▸ Source passage
Usually, when one stands and argues in favour of decentralisation, the Bogeyman is often pulled out and into the debate. How is one to coordinate the efforts of so many decentralised agencies? Most local government, one is told, are corrupt, inefficient and don’t have capacity. Wouldn’t it be madness? For sure, one is repeatedly told, we need a singular authority that administers the entire urban area.
What is madness is the total lack of coordination between existing agencies and government bodies. What is madness is the corrupt and inefficient bodies that currently lack capacity. The fact is that we are already living in a state of urban planning anarchy. Why someone would think a rational decentralisation backed by coherent policy would be worse than the current state of affairs is beyond this commentator’s grasp.
Nevertheless, the effect of this Bogeyman of an argument is that urban managers fearful of failing forward, decide to fail backwards. It is in our ethic that district management can only be conducted with an iron rod wielded by senior officers. If only the world still worked like this. A survey of previous attempts to “appoint” a solution to urban problems will reveal but one conclusion: that the model of adding tiers of hierarchy does nothing to improve management. Why persist when all previous attempts in a similar vein have done nothing but get you to the current state of urban crisis?
The failing of the District Management Czar strategy isn’t that it is a supra-authority. It’s that it isn’t a broad enough supra-body. The new commissioners will lord it over local governments and development authorities. But their powers end when dealing with equally important urban players like the Cantonment Board, the DHA, Railways and the other jagirs that dot our cities.
The problem is that, at the moment, there is no law that grants urban planning authorities the permission to deal with and engage these other players. Nor is there a policy or formalised practice that attempts to do the same. The jagirs that operate do so with their personal interest in mind. There is no concept of an overall framework. The Tragedy of the Commons or the Prisoner’s Dilemma best illustrate why the current framework will almost certainly fail this city.

▸ Task
Reproduce the part of the decentralisation passage starting with "Nevertheless, the effect" and going on through "of urban crisis?". The rows that follow come from a separate source.

▸ Dataset records
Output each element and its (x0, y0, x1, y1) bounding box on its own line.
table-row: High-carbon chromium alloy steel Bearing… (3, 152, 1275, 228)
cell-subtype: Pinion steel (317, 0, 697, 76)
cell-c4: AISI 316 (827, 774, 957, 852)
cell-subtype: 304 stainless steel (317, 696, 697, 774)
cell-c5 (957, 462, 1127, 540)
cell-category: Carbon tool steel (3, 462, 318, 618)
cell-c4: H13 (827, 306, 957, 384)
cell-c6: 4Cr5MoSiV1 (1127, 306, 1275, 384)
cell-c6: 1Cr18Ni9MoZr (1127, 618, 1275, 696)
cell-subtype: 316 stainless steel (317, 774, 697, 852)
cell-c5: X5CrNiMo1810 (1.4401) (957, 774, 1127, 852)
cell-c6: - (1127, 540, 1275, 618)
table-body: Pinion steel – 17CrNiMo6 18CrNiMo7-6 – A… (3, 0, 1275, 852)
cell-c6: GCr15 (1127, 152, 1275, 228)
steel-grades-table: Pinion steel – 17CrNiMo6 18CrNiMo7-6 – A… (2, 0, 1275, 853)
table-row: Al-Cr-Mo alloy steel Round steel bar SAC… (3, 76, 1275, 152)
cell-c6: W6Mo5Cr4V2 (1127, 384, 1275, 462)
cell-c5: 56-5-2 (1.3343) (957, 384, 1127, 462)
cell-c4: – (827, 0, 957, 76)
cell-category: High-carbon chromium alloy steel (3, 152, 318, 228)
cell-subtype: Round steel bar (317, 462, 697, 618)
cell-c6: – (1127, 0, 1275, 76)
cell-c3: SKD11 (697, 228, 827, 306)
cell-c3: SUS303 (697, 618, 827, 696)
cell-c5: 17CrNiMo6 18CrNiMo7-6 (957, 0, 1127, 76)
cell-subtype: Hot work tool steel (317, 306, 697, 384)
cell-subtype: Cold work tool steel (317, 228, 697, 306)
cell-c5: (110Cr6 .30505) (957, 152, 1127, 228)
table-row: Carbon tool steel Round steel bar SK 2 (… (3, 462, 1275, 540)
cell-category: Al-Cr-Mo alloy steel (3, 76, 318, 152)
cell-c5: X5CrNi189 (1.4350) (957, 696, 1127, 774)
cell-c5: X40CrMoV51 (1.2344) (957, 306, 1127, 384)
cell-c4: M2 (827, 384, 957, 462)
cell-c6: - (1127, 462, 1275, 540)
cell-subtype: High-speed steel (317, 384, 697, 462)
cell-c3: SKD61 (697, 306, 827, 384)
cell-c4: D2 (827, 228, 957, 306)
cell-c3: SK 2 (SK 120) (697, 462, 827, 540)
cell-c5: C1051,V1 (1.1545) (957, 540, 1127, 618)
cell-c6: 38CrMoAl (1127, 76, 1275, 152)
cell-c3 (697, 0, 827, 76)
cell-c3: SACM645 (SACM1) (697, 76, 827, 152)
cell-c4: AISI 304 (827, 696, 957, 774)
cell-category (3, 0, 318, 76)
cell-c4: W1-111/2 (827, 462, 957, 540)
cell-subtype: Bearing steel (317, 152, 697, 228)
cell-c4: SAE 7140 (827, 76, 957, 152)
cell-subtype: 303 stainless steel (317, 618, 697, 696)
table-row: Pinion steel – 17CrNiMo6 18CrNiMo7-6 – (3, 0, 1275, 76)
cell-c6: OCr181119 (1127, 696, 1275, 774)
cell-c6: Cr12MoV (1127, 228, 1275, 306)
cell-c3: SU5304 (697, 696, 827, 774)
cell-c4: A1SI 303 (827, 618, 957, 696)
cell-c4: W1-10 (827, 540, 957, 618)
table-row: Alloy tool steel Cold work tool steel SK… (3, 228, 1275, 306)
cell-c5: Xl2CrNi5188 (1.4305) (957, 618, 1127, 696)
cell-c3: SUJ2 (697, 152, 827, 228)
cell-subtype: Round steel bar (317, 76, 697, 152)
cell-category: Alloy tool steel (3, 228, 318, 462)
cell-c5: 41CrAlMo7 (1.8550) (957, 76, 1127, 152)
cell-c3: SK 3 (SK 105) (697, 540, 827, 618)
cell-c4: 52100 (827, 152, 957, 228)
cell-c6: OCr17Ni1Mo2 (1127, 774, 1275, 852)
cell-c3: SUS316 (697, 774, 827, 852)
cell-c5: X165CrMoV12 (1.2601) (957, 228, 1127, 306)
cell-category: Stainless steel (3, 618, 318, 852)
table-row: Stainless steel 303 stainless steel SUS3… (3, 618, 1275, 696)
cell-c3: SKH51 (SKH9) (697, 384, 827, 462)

▸ Output for this task
Nevertheless, the effect of this Bogeyman of an argument is that urban managers fearful of failing forward, decide to fail backwards. It is in our ethic that district management can only be conducted with an iron rod wielded by senior officers. If only the world still worked like this. A survey of previous attempts to “appoint” a solution to urban problems will reveal but one conclusion: that the model of adding tiers of hierarchy does nothing to improve management. Why persist when all previous attempts in a similar vein have done nothing but get you to the current state of urban crisis?